How To Protect Your Retirement Nest Egg From Inflation

Although accumulating a sizable nest egg is the goal of many workers, reaching that magic plateau is only half the battle. Once your retirement funds are in place, you’ll have to work to protect them from the effects of inflation.
Even with a 3% rate of inflation, which is roughly the long-term average in America, the purchasing power of your money will be cut in half after just 25 years. But with inflation exploding in 2022 and 2023 – peaking at over 9% in June 2022 – costs have been literally spiraling out of control for many Americans.Â
At the same time, Americans are living longer than many traditional financial models suggest. Whereas 50 years ago most experts assumed a worker would retire at 65 and live until their early 70s, nowadays the average 65-year-old lives until 83 to 86, according to Social Security actuarial tables. This gives even more time for inflation to wear down the value of your retirement nest egg.
In this type of environment, it’s more important than ever to take steps to help counteract the effects of inflation. Here are nine options that you can discuss with your financial advisor.
Buy TIPS
One of the most obvious ways to combat inflation with your investments is to buy Treasury Inflation-Protected Securities, or TIPS. These government-backed securities pay interest twice per year, like most bonds. However, the principal value of TIPS will rise and fall with the inflation rate. Thus, the value of your bond will never deteriorate based on runaway inflation.

▶ [Data for analysis]
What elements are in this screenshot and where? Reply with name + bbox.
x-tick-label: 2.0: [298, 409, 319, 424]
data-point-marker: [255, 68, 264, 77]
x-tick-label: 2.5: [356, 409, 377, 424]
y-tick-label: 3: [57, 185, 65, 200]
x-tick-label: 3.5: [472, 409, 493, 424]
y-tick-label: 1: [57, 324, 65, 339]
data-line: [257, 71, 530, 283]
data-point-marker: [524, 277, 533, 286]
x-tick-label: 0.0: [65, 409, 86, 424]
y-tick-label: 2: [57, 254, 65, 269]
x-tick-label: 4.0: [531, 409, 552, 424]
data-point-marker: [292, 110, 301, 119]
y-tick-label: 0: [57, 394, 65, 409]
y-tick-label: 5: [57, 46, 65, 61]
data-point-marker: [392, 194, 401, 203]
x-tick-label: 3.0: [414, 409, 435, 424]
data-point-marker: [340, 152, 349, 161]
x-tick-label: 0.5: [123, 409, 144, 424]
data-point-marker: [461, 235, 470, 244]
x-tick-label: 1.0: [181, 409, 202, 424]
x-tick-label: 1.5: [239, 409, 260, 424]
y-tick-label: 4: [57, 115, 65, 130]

▶ [Task] Reproduce the full article above on protecting a retirement nest egg from inflation, word for word.

▶ [Response to this exercise]
How To Protect Your Retirement Nest Egg From Inflation

Although accumulating a sizable nest egg is the goal of many workers, reaching that magic plateau is only half the battle. Once your retirement funds are in place, you’ll have to work to protect them from the effects of inflation.
Even with a 3% rate of inflation, which is roughly the long-term average in America, the purchasing power of your money will be cut in half after just 25 years. But with inflation exploding in 2022 and 2023 – peaking at over 9% in June 2022 – costs have been literally spiraling out of control for many Americans.Â
At the same time, Americans are living longer than many traditional financial models suggest. Whereas 50 years ago most experts assumed a worker would retire at 65 and live until their early 70s, nowadays the average 65-year-old lives until 83 to 86, according to Social Security actuarial tables. This gives even more time for inflation to wear down the value of your retirement nest egg.
In this type of environment, it’s more important than ever to take steps to help counteract the effects of inflation. Here are nine options that you can discuss with your financial advisor.
Buy TIPS
One of the most obvious ways to combat inflation with your investments is to buy Treasury Inflation-Protected Securities, or TIPS. These government-backed securities pay interest twice per year, like most bonds. However, the principal value of TIPS will rise and fall with the inflation rate. Thus, the value of your bond will never deteriorate based on runaway inflation.